Within the listing below, locate all lines containing the word "name". Copy each one.

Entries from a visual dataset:
○ ○ ○

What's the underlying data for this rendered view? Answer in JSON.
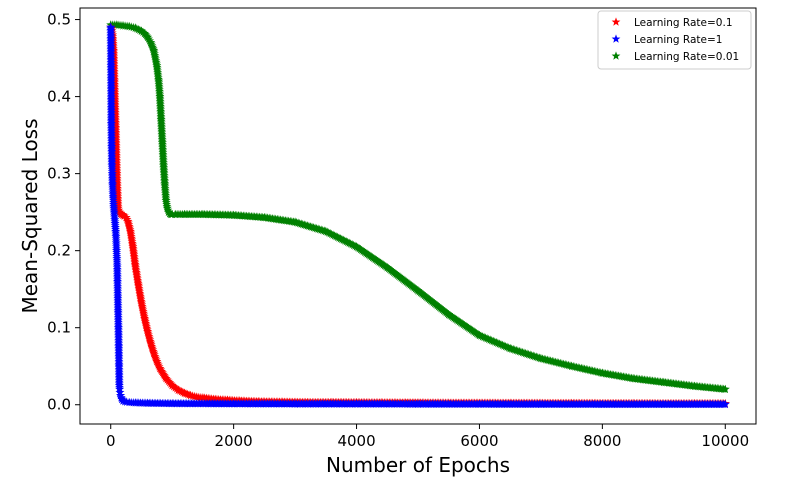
{
  "chart_data": {
    "type": "scatter",
    "title": "",
    "xlabel": "Number of Epochs",
    "ylabel": "Mean-Squared Loss",
    "xlim": [
      -500,
      10500
    ],
    "ylim": [
      -0.025,
      0.515
    ],
    "xticks": [
      0,
      2000,
      4000,
      6000,
      8000,
      10000
    ],
    "xtick_labels": [
      "0",
      "2000",
      "4000",
      "6000",
      "8000",
      "10000"
    ],
    "yticks": [
      0.0,
      0.1,
      0.2,
      0.3,
      0.4,
      0.5
    ],
    "ytick_labels": [
      "0.0",
      "0.1",
      "0.2",
      "0.3",
      "0.4",
      "0.5"
    ],
    "grid": false,
    "legend_position": "top-right",
    "marker": "star",
    "series": [
      {
        "name": "Learning Rate=0.1",
        "color": "#ff0000",
        "x": [
          0,
          15,
          30,
          45,
          60,
          80,
          100,
          120,
          140,
          160,
          180,
          200,
          220,
          250,
          280,
          320,
          360,
          400,
          450,
          500,
          550,
          600,
          650,
          700,
          750,
          800,
          900,
          1000,
          1100,
          1200,
          1300,
          1400,
          1500,
          1700,
          1900,
          2100,
          2400,
          2800,
          3200,
          3600,
          4000,
          4400,
          4800,
          5500,
          6500,
          7500,
          8500,
          9500,
          10000
        ],
        "y": [
          0.49,
          0.488,
          0.48,
          0.46,
          0.42,
          0.36,
          0.3,
          0.255,
          0.25,
          0.248,
          0.247,
          0.246,
          0.245,
          0.243,
          0.238,
          0.225,
          0.205,
          0.18,
          0.155,
          0.132,
          0.112,
          0.095,
          0.08,
          0.067,
          0.056,
          0.047,
          0.034,
          0.025,
          0.019,
          0.015,
          0.012,
          0.01,
          0.009,
          0.007,
          0.006,
          0.005,
          0.004,
          0.0035,
          0.003,
          0.003,
          0.0028,
          0.0026,
          0.0025,
          0.0022,
          0.002,
          0.0018,
          0.0016,
          0.0015,
          0.0014
        ]
      },
      {
        "name": "Learning Rate=1",
        "color": "#0000ff",
        "x": [
          0,
          5,
          10,
          15,
          20,
          25,
          30,
          35,
          40,
          45,
          50,
          55,
          60,
          65,
          70,
          75,
          80,
          85,
          90,
          95,
          100,
          105,
          110,
          115,
          120,
          125,
          130,
          135,
          140,
          145,
          150,
          160,
          170,
          180,
          200,
          230,
          260,
          300,
          400,
          600,
          1000,
          2000,
          3000,
          4000,
          5000,
          6000,
          7000,
          8000,
          9000,
          10000
        ],
        "y": [
          0.49,
          0.44,
          0.365,
          0.335,
          0.31,
          0.3,
          0.285,
          0.275,
          0.268,
          0.26,
          0.255,
          0.25,
          0.245,
          0.24,
          0.235,
          0.23,
          0.225,
          0.218,
          0.21,
          0.2,
          0.19,
          0.18,
          0.16,
          0.14,
          0.12,
          0.1,
          0.075,
          0.05,
          0.025,
          0.02,
          0.016,
          0.012,
          0.009,
          0.007,
          0.005,
          0.004,
          0.0035,
          0.003,
          0.0025,
          0.002,
          0.0015,
          0.0012,
          0.001,
          0.001,
          0.0008,
          0.0007,
          0.0006,
          0.0005,
          0.0005,
          0.0005
        ]
      },
      {
        "name": "Learning Rate=0.01",
        "color": "#008000",
        "x": [
          0,
          100,
          200,
          300,
          400,
          500,
          550,
          600,
          650,
          700,
          750,
          780,
          800,
          820,
          840,
          860,
          880,
          900,
          920,
          940,
          960,
          980,
          1000,
          1050,
          1200,
          1500,
          2000,
          2500,
          3000,
          3500,
          4000,
          4500,
          5000,
          5500,
          6000,
          6500,
          7000,
          7500,
          8000,
          8500,
          9000,
          9500,
          10000
        ],
        "y": [
          0.493,
          0.493,
          0.492,
          0.491,
          0.489,
          0.485,
          0.482,
          0.477,
          0.47,
          0.46,
          0.44,
          0.42,
          0.4,
          0.37,
          0.34,
          0.31,
          0.285,
          0.265,
          0.255,
          0.25,
          0.248,
          0.247,
          0.247,
          0.247,
          0.247,
          0.247,
          0.246,
          0.243,
          0.237,
          0.225,
          0.205,
          0.178,
          0.148,
          0.117,
          0.09,
          0.073,
          0.06,
          0.05,
          0.041,
          0.034,
          0.029,
          0.024,
          0.02
        ]
      }
    ]
  }
}
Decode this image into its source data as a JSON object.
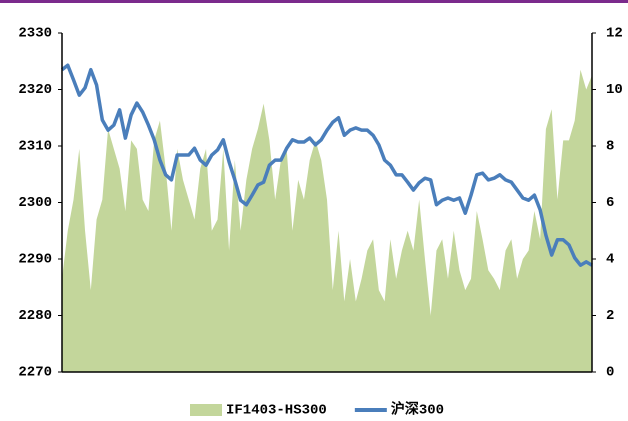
{
  "chart_data": {
    "type": "combo",
    "ylim": [
      2270,
      2330
    ],
    "yticks": [
      2270,
      2280,
      2290,
      2300,
      2310,
      2320,
      2330
    ],
    "y2lim": [
      0,
      12
    ],
    "y2ticks": [
      0,
      2,
      4,
      6,
      8,
      10,
      12
    ],
    "legend": "bottom",
    "series": [
      {
        "name": "IF1403-HS300",
        "type": "area",
        "axis": "y2",
        "color": "#c3d69b",
        "values": [
          3.3,
          5.0,
          6.1,
          7.9,
          5.0,
          2.9,
          5.4,
          6.1,
          8.6,
          7.9,
          7.2,
          5.7,
          8.2,
          7.9,
          6.1,
          5.7,
          8.2,
          8.9,
          7.2,
          5.0,
          7.9,
          6.8,
          6.1,
          5.4,
          7.2,
          7.9,
          5.0,
          5.4,
          7.9,
          4.3,
          7.5,
          5.0,
          6.8,
          7.9,
          8.6,
          9.5,
          8.2,
          6.1,
          7.5,
          7.9,
          5.0,
          6.8,
          6.1,
          7.5,
          8.2,
          7.5,
          6.1,
          2.9,
          5.0,
          2.5,
          4.0,
          2.5,
          3.3,
          4.3,
          4.7,
          2.9,
          2.5,
          4.7,
          3.3,
          4.3,
          5.0,
          4.3,
          6.1,
          4.0,
          2.0,
          4.3,
          4.7,
          3.3,
          5.0,
          3.6,
          2.9,
          3.3,
          5.7,
          4.7,
          3.6,
          3.3,
          2.9,
          4.3,
          4.7,
          3.3,
          4.0,
          4.3,
          5.7,
          4.7,
          8.6,
          9.3,
          6.1,
          8.2,
          8.2,
          8.9,
          10.7,
          10.0,
          10.5
        ]
      },
      {
        "name": "沪深300",
        "type": "line",
        "color": "#4a7ebb",
        "values": [
          2323.5,
          2324.3,
          2321.7,
          2319.0,
          2320.3,
          2323.5,
          2320.8,
          2314.6,
          2312.8,
          2313.7,
          2316.4,
          2311.4,
          2315.5,
          2317.6,
          2316.0,
          2313.7,
          2311.1,
          2307.5,
          2304.9,
          2304.0,
          2308.4,
          2308.4,
          2308.4,
          2309.6,
          2307.5,
          2306.6,
          2308.4,
          2309.3,
          2311.1,
          2307.2,
          2304.0,
          2300.4,
          2299.6,
          2301.3,
          2303.1,
          2303.6,
          2306.6,
          2307.5,
          2307.5,
          2309.6,
          2311.1,
          2310.7,
          2310.7,
          2311.4,
          2310.2,
          2311.1,
          2312.8,
          2314.2,
          2315.0,
          2311.9,
          2312.8,
          2313.2,
          2312.8,
          2312.8,
          2311.9,
          2310.2,
          2307.5,
          2306.6,
          2304.9,
          2304.9,
          2303.6,
          2302.2,
          2303.5,
          2304.3,
          2304.0,
          2299.6,
          2300.4,
          2300.8,
          2300.4,
          2300.8,
          2298.1,
          2301.3,
          2304.9,
          2305.2,
          2304.0,
          2304.3,
          2304.9,
          2304.0,
          2303.6,
          2302.2,
          2300.8,
          2300.4,
          2301.3,
          2298.7,
          2294.2,
          2290.7,
          2293.4,
          2293.4,
          2292.5,
          2290.2,
          2288.9,
          2289.5,
          2288.9
        ]
      }
    ]
  }
}
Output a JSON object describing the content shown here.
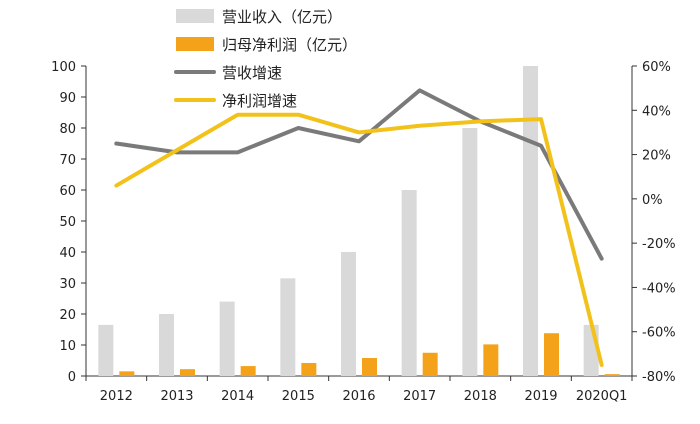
{
  "chart_data": {
    "type": "bar",
    "categories": [
      "2012",
      "2013",
      "2014",
      "2015",
      "2016",
      "2017",
      "2018",
      "2019",
      "2020Q1"
    ],
    "series": [
      {
        "name": "营业收入（亿元）",
        "type": "bar",
        "axis": "left",
        "color": "#d9d9d9",
        "values": [
          16.5,
          20,
          24,
          31.5,
          40,
          60,
          80,
          100,
          16.5
        ]
      },
      {
        "name": "归母净利润（亿元）",
        "type": "bar",
        "axis": "left",
        "color": "#f5a21b",
        "values": [
          1.5,
          2.2,
          3.2,
          4.2,
          5.8,
          7.5,
          10.2,
          13.8,
          0.6
        ]
      },
      {
        "name": "营收增速",
        "type": "line",
        "axis": "right",
        "color": "#7a7a7a",
        "values": [
          25,
          21,
          21,
          32,
          26,
          49,
          35,
          24,
          -27
        ]
      },
      {
        "name": "净利润增速",
        "type": "line",
        "axis": "right",
        "color": "#f2c21b",
        "values": [
          6,
          22,
          38,
          38,
          30,
          33,
          35,
          36,
          -75
        ]
      }
    ],
    "y_left": {
      "range": [
        0,
        100
      ],
      "ticks": [
        0,
        10,
        20,
        30,
        40,
        50,
        60,
        70,
        80,
        90,
        100
      ]
    },
    "y_right": {
      "range": [
        -80,
        60
      ],
      "ticks": [
        -80,
        -60,
        -40,
        -20,
        0,
        20,
        40,
        60
      ],
      "tick_labels": [
        "-80%",
        "-60%",
        "-40%",
        "-20%",
        "0%",
        "20%",
        "40%",
        "60%"
      ]
    },
    "legend_position": "top-left",
    "grid": false,
    "title": "",
    "xlabel": "",
    "ylabel": ""
  }
}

○ ○ ○

▸ **Solved problem**:
        "name": "Learning Rate=0.1",
        "name": "Learning Rate=1",
        "name": "Learning Rate=0.01",
        "name": "IF1403-HS300",
        "name": "沪深300",
        "name": "营业收入（亿元）",
        "name": "归母净利润（亿元）",
        "name": "营收增速",
        "name": "净利润增速",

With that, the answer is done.